From the records below, copy every line that contains the word "text".
— BEGIN —
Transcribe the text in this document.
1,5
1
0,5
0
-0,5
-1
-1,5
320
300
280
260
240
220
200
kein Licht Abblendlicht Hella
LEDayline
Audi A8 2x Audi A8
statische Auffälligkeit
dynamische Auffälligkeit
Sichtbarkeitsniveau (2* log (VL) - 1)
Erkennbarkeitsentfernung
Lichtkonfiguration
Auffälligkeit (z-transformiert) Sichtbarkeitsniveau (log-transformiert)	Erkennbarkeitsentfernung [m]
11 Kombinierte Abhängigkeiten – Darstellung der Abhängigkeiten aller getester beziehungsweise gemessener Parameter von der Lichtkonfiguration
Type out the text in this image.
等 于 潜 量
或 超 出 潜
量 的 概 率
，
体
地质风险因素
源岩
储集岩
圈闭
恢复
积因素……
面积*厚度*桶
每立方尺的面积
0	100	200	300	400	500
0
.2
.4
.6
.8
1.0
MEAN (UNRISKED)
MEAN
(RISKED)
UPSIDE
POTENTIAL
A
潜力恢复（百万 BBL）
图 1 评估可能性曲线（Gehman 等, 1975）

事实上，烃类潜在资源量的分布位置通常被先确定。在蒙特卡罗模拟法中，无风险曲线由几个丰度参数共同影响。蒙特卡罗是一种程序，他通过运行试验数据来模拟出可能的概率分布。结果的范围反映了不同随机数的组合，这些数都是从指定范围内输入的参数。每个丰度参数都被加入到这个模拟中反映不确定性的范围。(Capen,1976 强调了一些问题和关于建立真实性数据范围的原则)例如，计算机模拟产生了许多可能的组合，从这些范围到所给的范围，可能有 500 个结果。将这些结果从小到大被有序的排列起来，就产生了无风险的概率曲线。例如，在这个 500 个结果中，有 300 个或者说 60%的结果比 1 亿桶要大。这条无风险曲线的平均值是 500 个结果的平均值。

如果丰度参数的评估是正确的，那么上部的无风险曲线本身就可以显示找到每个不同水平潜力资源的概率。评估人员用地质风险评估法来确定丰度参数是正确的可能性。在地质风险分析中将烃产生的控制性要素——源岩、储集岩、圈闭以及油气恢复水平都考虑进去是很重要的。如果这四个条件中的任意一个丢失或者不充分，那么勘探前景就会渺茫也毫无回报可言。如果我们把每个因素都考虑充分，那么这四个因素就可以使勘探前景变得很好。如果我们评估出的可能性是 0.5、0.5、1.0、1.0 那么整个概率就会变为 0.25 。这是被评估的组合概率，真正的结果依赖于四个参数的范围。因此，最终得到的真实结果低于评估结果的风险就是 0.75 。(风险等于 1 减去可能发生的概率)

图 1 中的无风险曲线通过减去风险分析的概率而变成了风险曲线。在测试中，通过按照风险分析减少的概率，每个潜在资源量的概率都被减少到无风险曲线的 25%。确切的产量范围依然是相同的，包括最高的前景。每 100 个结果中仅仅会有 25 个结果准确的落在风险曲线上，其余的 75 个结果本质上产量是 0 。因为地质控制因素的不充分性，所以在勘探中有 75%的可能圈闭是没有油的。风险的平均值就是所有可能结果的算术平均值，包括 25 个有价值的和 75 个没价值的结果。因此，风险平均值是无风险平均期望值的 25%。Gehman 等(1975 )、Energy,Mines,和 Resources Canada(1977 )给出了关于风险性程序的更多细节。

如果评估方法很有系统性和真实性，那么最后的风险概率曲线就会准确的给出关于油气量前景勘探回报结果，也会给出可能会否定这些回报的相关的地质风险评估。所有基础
— END —
Response to the exercise:
Transcribe the text in this document.
Type out the text in this image.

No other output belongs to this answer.